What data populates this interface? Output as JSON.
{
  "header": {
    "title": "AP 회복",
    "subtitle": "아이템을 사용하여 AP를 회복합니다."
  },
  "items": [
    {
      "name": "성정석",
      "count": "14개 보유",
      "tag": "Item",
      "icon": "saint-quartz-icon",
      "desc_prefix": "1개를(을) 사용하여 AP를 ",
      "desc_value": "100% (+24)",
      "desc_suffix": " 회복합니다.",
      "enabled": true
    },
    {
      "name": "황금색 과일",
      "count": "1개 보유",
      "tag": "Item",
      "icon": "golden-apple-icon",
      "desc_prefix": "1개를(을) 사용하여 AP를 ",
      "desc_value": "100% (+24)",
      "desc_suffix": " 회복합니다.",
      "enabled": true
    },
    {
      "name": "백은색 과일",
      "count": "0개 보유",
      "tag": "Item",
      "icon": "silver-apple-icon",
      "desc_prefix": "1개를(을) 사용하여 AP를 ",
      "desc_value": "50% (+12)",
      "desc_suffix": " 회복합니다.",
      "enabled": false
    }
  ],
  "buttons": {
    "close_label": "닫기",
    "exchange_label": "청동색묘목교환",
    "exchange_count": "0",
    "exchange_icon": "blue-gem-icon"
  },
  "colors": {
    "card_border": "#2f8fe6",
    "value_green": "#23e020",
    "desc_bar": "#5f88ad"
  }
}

Challenge: Search the data for the word "icon" and copy each line where it appears.

Task output:
      "icon": "saint-quartz-icon",
      "icon": "golden-apple-icon",
      "icon": "silver-apple-icon",
    "exchange_icon": "blue-gem-icon"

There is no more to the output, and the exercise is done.